>>>

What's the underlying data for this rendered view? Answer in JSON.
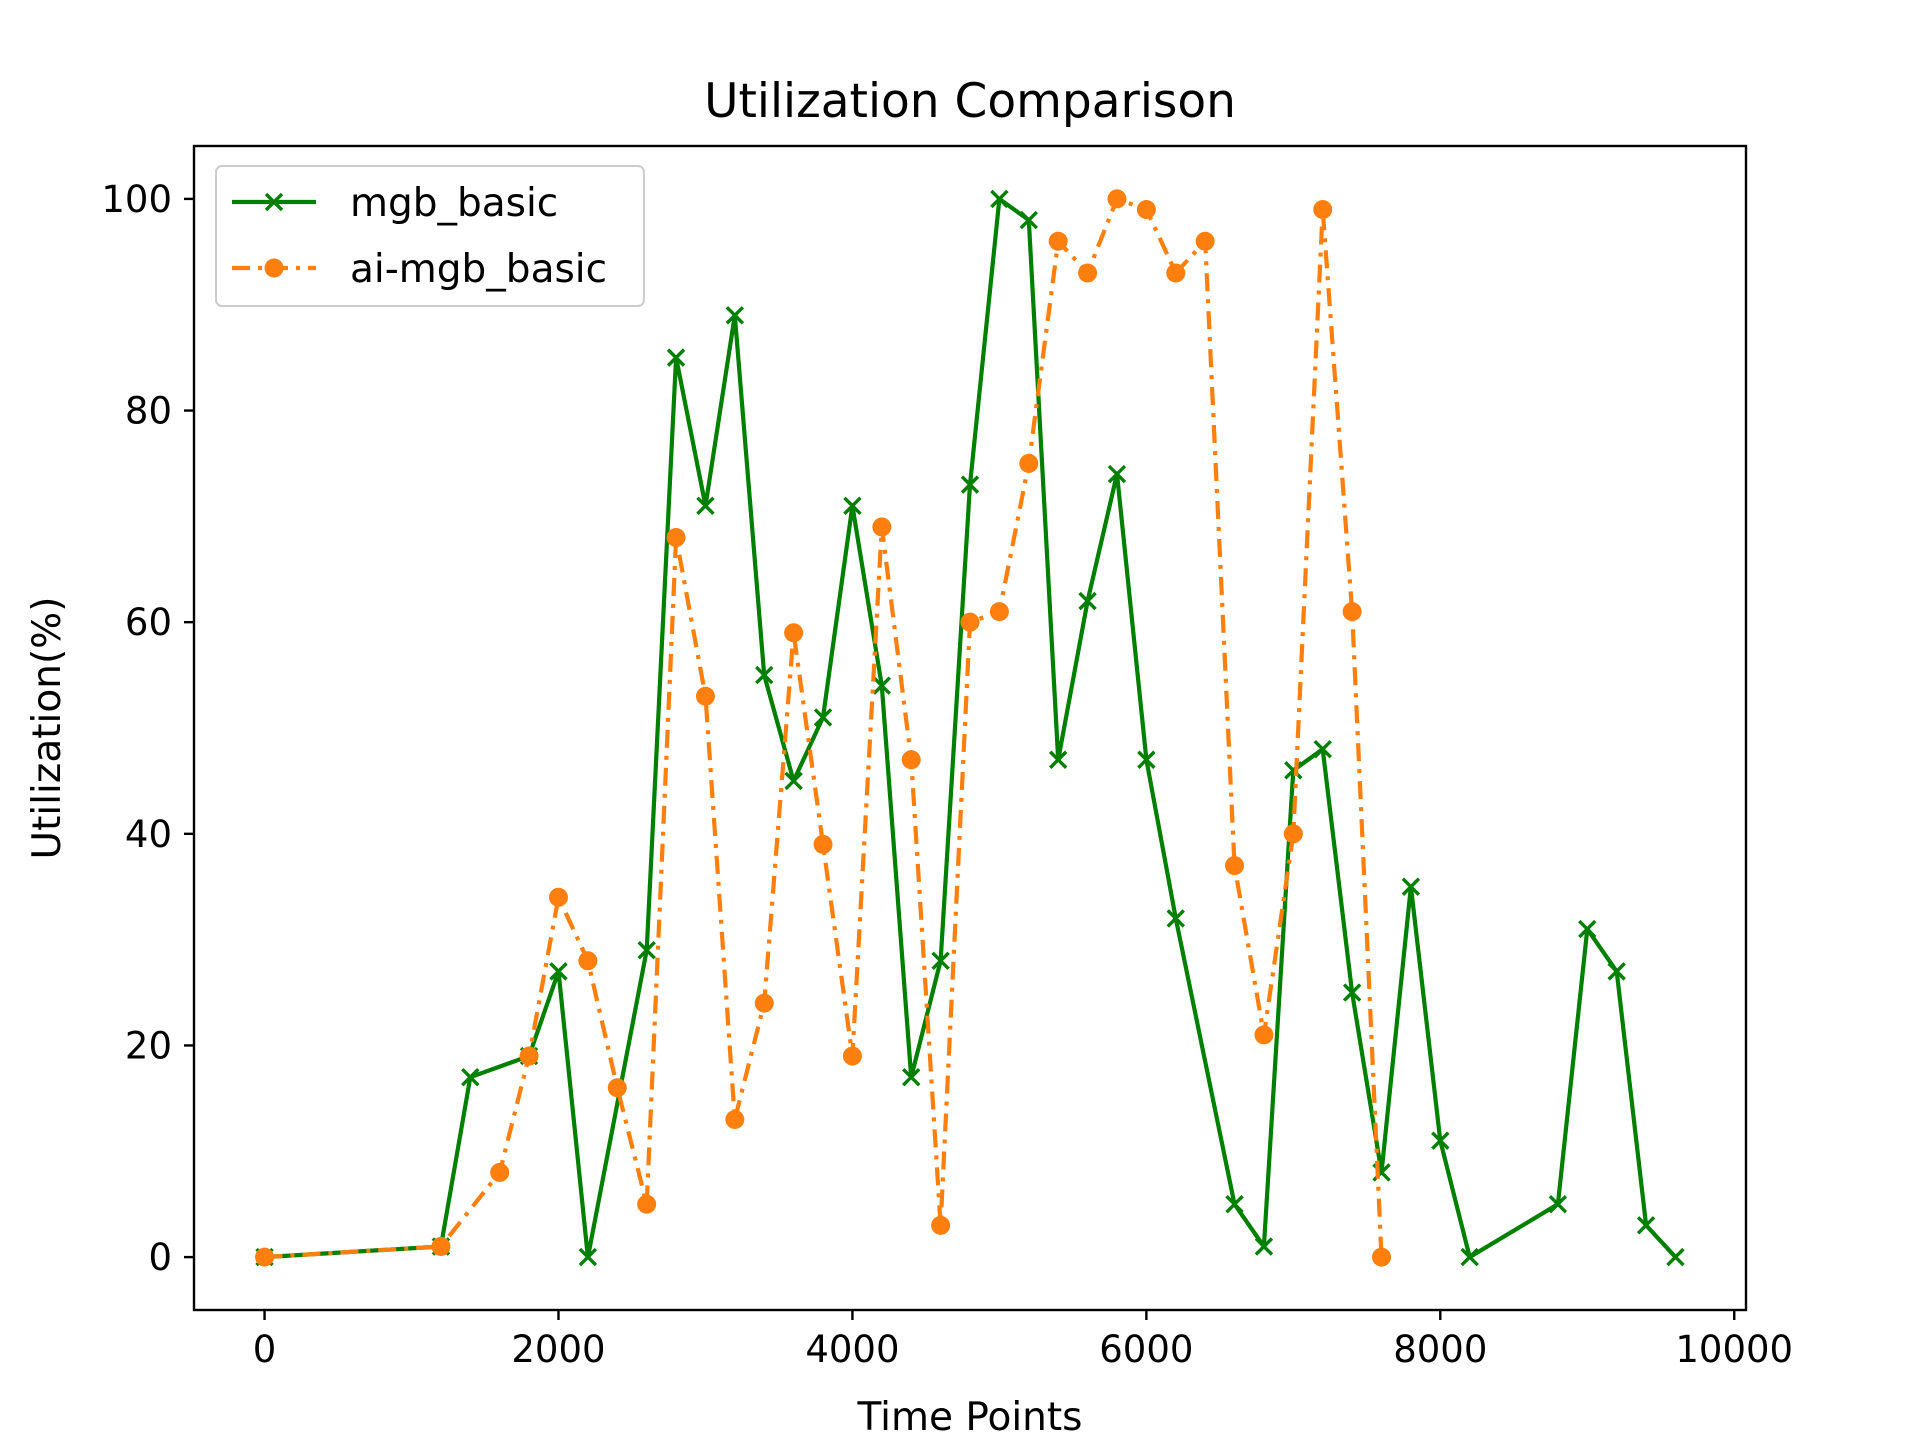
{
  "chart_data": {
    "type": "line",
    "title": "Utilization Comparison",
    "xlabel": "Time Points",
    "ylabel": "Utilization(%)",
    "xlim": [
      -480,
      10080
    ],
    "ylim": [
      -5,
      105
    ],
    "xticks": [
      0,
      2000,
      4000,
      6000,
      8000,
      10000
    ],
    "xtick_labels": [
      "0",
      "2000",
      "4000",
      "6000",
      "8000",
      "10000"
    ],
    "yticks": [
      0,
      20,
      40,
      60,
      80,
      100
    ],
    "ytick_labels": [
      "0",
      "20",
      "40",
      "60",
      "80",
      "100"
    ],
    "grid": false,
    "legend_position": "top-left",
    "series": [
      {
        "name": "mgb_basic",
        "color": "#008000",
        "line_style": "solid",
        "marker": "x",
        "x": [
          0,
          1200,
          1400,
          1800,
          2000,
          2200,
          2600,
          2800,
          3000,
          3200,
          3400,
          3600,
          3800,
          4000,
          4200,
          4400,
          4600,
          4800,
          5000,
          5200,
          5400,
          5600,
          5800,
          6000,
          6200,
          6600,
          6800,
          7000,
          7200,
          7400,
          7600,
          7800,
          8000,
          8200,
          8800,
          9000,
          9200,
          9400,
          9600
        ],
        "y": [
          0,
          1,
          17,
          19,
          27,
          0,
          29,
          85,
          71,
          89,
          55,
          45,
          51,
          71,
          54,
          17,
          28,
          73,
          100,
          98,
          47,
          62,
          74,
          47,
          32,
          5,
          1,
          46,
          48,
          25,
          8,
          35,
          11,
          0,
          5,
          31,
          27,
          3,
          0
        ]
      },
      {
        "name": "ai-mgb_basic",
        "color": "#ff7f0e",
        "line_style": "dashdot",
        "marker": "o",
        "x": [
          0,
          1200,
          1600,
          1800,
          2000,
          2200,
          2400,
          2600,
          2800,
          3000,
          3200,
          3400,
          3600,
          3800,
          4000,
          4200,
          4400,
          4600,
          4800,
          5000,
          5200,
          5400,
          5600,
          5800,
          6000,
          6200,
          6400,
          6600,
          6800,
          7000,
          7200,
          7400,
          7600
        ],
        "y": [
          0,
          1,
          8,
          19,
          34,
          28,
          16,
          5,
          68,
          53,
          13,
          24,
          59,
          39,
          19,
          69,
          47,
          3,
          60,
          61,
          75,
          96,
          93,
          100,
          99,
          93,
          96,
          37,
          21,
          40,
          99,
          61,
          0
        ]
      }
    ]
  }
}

<<<
>>>

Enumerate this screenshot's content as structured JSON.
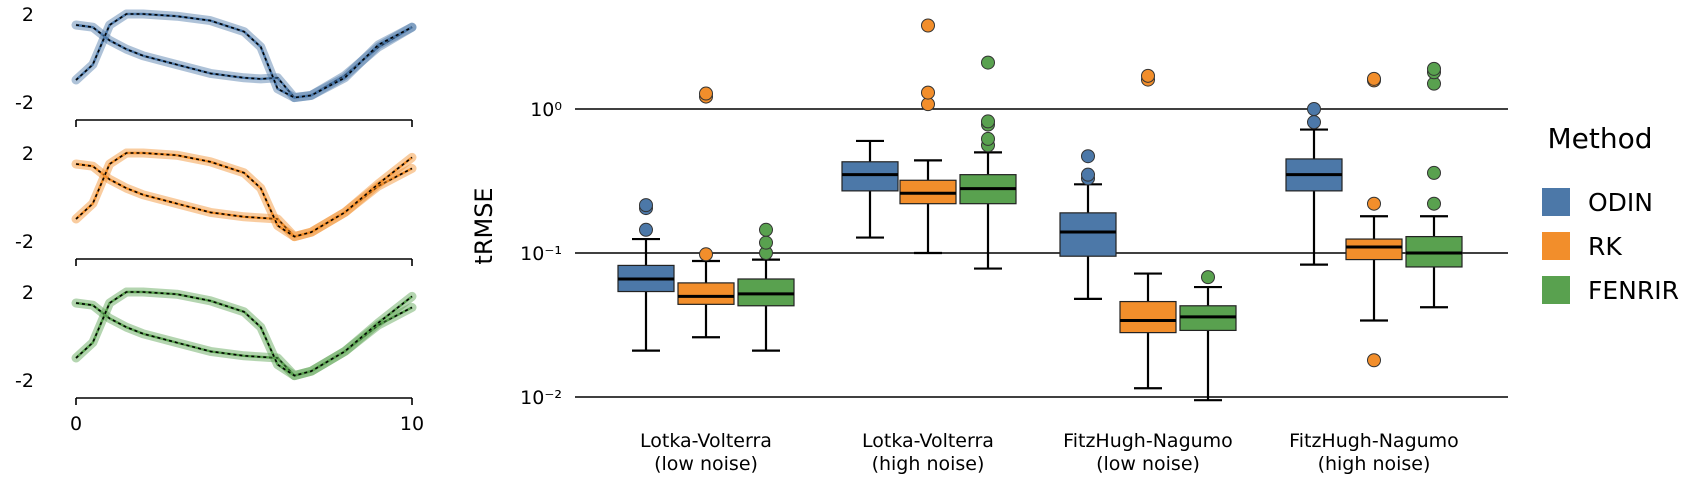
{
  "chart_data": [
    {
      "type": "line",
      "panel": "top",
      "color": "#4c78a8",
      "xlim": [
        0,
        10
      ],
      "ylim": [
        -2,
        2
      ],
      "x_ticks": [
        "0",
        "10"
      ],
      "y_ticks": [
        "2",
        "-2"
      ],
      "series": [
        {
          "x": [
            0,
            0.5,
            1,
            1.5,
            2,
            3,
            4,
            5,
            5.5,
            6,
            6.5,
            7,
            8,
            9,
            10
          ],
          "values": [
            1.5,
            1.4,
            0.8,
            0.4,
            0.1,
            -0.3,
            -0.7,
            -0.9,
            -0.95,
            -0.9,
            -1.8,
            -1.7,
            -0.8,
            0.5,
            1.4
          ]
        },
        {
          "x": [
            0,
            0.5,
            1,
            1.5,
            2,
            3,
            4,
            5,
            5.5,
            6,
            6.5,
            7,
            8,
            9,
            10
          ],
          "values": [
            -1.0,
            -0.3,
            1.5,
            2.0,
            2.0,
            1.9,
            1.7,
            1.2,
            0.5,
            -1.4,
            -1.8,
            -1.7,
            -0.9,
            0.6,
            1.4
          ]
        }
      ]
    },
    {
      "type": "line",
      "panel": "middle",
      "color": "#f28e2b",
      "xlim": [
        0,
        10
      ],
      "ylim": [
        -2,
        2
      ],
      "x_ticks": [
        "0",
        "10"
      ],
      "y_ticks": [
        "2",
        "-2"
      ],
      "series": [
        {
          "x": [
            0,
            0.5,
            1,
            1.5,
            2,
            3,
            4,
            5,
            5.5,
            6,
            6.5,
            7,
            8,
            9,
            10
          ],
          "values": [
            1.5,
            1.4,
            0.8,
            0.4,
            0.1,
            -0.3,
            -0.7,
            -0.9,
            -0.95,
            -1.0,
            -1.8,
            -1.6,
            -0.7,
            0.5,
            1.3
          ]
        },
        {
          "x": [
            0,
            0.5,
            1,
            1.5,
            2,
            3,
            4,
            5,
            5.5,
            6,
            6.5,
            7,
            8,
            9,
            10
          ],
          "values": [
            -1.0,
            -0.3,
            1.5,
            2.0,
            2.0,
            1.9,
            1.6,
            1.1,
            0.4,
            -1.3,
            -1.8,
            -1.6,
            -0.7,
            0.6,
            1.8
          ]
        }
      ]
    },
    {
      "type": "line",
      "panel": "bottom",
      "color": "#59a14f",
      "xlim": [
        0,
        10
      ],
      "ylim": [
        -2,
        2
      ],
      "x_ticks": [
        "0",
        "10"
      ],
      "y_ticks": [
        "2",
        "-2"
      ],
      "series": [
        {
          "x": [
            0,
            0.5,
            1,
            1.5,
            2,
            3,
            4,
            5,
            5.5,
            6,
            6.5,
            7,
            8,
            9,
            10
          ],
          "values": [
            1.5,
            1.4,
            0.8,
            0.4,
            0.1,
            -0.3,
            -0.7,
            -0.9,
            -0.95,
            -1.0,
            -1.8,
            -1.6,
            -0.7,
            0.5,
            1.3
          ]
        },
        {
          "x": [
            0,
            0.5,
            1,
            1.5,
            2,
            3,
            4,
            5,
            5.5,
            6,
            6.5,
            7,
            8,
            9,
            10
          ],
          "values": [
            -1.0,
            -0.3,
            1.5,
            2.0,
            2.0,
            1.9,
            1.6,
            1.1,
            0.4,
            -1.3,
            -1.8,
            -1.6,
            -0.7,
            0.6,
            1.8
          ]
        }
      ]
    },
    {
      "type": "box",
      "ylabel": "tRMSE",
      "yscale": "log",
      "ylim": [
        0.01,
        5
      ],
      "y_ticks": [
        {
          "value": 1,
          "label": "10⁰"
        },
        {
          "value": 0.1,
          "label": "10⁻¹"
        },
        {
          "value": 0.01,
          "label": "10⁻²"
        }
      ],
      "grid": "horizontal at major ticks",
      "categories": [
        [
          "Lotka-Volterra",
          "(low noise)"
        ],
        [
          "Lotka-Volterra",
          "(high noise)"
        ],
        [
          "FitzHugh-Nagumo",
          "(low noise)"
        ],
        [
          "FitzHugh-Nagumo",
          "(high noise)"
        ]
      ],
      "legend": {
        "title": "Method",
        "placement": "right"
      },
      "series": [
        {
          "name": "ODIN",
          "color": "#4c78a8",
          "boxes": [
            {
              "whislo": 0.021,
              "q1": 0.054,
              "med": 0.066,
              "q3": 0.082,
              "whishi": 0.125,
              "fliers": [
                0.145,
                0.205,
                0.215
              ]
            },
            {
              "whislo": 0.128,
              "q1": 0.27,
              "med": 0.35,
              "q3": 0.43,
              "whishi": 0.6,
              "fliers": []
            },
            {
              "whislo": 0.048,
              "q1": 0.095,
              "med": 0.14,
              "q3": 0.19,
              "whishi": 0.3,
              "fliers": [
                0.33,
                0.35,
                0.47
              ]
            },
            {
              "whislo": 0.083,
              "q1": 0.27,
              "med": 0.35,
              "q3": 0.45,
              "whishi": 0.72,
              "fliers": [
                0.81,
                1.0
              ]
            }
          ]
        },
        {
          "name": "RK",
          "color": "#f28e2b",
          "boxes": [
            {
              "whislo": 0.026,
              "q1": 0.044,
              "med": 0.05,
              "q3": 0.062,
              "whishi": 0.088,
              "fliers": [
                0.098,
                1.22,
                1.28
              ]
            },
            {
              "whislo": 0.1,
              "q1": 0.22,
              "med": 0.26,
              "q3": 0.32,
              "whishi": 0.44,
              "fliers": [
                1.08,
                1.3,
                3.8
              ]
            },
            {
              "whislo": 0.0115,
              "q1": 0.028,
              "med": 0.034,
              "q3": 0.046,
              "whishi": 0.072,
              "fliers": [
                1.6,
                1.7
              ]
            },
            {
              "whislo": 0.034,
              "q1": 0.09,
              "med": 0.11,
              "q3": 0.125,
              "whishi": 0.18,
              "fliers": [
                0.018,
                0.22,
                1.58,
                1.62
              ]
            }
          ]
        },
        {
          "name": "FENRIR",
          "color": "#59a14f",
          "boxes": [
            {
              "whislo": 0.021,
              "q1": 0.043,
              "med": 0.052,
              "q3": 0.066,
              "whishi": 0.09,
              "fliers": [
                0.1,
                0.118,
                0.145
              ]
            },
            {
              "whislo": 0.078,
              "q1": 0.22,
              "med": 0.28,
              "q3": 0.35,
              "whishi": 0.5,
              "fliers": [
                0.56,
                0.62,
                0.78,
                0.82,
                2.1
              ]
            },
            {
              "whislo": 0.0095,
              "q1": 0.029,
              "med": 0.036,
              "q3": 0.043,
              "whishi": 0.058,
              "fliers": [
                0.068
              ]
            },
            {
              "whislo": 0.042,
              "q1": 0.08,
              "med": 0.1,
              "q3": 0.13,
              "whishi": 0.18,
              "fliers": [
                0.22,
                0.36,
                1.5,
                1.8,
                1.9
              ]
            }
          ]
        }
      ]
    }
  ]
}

<<<

## What you will do
In the material above, show every line where the word "title" turns up.

## Response to this task
    "title": "Utilization Comparison",
        "title": "Method",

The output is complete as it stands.